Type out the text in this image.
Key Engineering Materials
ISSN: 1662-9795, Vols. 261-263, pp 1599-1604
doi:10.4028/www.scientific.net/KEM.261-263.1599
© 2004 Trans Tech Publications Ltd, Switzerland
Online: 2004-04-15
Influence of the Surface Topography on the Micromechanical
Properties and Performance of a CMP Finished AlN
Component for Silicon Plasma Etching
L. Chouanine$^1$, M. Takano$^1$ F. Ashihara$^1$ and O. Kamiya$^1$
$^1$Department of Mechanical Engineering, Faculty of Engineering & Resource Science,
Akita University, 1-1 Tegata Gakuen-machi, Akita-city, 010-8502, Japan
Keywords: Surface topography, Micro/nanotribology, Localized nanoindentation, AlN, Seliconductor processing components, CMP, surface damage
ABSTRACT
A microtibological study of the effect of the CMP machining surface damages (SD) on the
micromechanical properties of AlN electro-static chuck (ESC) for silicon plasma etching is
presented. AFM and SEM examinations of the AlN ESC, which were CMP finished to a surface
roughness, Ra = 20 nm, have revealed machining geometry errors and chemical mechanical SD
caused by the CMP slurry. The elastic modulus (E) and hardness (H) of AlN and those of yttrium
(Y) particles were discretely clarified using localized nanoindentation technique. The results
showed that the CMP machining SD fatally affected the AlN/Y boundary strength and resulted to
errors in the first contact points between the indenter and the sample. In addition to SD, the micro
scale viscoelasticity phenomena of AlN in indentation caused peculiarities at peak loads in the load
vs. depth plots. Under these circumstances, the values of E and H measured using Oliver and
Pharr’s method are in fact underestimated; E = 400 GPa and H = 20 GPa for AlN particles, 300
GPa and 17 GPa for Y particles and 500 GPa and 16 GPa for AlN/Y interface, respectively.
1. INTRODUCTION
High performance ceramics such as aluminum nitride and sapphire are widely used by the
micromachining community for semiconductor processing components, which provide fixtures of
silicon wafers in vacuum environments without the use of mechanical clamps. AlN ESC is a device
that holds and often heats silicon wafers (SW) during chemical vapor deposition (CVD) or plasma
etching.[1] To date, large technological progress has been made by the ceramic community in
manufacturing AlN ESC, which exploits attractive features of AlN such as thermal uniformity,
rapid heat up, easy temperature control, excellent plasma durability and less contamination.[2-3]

************

Task statement:
Scan the listing above and identify each line holding the string "processing"; copy every such line.

Response to the task:
Keywords: Surface topography, Micro/nanotribology, Localized nanoindentation, AlN, Seliconductor processing components, CMP, surface damage
micromachining community for semiconductor processing components, which provide fixtures of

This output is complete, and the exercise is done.